Extract each line bearing the word "фондов".

[Dataset items]

_ _ _ _ _

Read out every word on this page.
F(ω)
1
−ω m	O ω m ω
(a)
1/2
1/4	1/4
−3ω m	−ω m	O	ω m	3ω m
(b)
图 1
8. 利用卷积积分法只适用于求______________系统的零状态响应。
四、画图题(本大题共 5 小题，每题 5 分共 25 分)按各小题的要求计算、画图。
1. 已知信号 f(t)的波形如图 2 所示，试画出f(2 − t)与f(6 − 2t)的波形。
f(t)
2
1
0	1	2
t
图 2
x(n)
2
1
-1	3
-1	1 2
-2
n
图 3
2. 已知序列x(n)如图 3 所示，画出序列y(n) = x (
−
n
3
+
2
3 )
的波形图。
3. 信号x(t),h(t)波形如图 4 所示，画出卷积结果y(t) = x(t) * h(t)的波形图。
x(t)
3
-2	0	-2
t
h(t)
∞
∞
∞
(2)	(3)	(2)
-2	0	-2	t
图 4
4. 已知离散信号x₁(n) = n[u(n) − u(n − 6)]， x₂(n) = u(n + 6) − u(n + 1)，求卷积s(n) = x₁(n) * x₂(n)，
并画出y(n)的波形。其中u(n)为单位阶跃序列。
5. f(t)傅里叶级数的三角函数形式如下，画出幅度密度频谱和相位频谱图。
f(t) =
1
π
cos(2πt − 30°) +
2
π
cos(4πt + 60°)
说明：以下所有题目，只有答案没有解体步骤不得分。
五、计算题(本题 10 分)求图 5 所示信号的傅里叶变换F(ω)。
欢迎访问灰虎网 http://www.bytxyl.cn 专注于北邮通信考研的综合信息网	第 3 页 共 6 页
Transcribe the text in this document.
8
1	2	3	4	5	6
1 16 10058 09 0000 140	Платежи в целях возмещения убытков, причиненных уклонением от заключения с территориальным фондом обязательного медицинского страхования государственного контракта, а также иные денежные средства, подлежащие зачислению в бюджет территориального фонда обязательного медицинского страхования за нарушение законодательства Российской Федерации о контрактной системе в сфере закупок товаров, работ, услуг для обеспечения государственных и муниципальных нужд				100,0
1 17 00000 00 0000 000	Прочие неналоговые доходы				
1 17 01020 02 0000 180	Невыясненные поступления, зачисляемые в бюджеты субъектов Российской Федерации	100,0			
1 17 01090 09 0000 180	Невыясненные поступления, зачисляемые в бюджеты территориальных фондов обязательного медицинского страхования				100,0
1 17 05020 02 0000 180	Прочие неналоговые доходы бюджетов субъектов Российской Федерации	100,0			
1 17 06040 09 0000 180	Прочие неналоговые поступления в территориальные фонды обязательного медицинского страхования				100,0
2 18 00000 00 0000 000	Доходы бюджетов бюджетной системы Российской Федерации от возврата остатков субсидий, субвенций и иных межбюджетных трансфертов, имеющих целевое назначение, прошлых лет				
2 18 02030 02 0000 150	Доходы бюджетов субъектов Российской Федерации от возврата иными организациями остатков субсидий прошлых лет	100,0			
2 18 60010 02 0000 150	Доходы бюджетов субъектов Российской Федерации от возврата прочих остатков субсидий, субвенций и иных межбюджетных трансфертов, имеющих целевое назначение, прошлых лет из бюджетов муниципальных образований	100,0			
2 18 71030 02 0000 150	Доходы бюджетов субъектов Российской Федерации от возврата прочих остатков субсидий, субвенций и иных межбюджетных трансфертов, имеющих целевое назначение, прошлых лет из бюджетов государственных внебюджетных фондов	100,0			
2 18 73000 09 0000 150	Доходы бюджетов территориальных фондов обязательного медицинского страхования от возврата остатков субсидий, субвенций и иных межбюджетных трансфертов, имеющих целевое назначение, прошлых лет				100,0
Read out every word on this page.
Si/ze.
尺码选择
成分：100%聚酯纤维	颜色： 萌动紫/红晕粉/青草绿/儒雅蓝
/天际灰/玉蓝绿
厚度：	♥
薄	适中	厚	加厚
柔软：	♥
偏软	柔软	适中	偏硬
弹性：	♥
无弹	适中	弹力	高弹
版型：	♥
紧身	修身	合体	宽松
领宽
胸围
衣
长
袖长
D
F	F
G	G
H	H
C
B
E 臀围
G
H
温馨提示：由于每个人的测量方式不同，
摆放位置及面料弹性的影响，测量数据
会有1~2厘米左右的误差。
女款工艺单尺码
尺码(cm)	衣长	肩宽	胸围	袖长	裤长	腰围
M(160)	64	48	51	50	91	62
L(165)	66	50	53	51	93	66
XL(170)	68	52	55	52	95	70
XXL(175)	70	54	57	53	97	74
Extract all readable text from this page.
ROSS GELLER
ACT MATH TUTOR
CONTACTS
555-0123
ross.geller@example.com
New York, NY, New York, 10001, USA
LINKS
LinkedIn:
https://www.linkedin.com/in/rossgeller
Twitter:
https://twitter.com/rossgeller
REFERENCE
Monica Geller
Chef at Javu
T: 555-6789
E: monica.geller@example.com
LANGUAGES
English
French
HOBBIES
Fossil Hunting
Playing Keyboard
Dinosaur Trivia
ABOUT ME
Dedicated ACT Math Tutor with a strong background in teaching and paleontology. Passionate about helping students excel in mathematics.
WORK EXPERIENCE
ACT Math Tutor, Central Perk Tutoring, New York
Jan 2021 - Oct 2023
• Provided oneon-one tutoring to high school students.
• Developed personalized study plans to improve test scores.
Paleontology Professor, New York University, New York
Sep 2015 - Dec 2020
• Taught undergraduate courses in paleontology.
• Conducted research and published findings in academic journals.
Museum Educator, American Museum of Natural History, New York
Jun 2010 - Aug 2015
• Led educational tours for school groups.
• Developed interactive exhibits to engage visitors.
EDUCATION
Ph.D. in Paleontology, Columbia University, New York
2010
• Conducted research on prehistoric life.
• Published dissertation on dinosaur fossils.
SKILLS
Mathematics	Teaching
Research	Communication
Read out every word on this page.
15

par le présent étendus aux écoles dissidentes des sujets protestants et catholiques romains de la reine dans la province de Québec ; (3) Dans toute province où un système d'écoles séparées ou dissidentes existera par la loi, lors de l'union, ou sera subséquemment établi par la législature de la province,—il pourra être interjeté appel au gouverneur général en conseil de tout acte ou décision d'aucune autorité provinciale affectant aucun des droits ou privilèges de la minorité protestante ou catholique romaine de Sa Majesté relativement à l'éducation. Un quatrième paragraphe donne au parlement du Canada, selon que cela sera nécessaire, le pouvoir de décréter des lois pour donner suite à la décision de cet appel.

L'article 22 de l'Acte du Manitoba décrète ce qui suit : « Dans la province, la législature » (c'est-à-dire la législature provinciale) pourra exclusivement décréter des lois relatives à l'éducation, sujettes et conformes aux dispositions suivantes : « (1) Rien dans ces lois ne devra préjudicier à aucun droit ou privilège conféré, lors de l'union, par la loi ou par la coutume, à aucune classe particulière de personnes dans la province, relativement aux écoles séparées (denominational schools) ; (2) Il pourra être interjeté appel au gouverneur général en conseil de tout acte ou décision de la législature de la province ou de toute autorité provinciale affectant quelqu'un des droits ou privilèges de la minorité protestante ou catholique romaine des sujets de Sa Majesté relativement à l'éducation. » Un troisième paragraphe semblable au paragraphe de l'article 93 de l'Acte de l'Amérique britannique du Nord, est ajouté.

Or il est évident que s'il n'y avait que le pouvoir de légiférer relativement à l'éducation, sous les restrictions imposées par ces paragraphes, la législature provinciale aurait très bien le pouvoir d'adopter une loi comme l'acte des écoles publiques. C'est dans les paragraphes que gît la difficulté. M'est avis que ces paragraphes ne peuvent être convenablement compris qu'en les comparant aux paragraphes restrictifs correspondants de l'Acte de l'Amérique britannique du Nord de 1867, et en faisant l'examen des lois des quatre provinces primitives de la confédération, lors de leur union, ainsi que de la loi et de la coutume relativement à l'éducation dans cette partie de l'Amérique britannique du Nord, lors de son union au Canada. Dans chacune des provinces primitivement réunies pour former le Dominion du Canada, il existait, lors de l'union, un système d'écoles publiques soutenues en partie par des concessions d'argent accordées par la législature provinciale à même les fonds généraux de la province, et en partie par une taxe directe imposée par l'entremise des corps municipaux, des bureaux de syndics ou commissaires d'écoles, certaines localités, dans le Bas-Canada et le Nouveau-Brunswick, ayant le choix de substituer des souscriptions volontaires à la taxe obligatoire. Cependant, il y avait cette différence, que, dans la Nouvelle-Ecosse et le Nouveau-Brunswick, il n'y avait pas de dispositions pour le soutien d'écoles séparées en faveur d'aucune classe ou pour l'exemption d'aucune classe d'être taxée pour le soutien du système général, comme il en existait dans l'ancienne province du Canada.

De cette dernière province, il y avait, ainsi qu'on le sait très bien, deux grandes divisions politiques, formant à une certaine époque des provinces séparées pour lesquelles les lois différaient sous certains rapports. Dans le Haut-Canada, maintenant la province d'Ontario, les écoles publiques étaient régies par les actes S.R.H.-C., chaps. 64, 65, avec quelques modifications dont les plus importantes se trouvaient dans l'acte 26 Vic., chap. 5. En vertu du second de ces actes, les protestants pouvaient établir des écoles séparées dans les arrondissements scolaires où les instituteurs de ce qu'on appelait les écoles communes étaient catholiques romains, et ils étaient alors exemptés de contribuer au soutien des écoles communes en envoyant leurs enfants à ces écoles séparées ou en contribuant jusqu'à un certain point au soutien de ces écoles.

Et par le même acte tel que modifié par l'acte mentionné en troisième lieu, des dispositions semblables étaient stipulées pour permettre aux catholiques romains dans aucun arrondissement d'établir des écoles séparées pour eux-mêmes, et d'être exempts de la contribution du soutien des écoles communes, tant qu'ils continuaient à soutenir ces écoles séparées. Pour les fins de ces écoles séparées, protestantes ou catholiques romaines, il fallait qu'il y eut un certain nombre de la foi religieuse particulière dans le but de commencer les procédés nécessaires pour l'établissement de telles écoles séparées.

_ _ _ _ _

§ Response to this exercise:
1 17 01090 09 0000 180	Невыясненные поступления, зачисляемые в бюджеты территориальных фондов обязательного медицинского страхования				100,0
2 18 71030 02 0000 150	Доходы бюджетов субъектов Российской Федерации от возврата прочих остатков субсидий, субвенций и иных межбюджетных трансфертов, имеющих целевое назначение, прошлых лет из бюджетов государственных внебюджетных фондов	100,0			
2 18 73000 09 0000 150	Доходы бюджетов территориальных фондов обязательного медицинского страхования от возврата остатков субсидий, субвенций и иных межбюджетных трансфертов, имеющих целевое назначение, прошлых лет				100,0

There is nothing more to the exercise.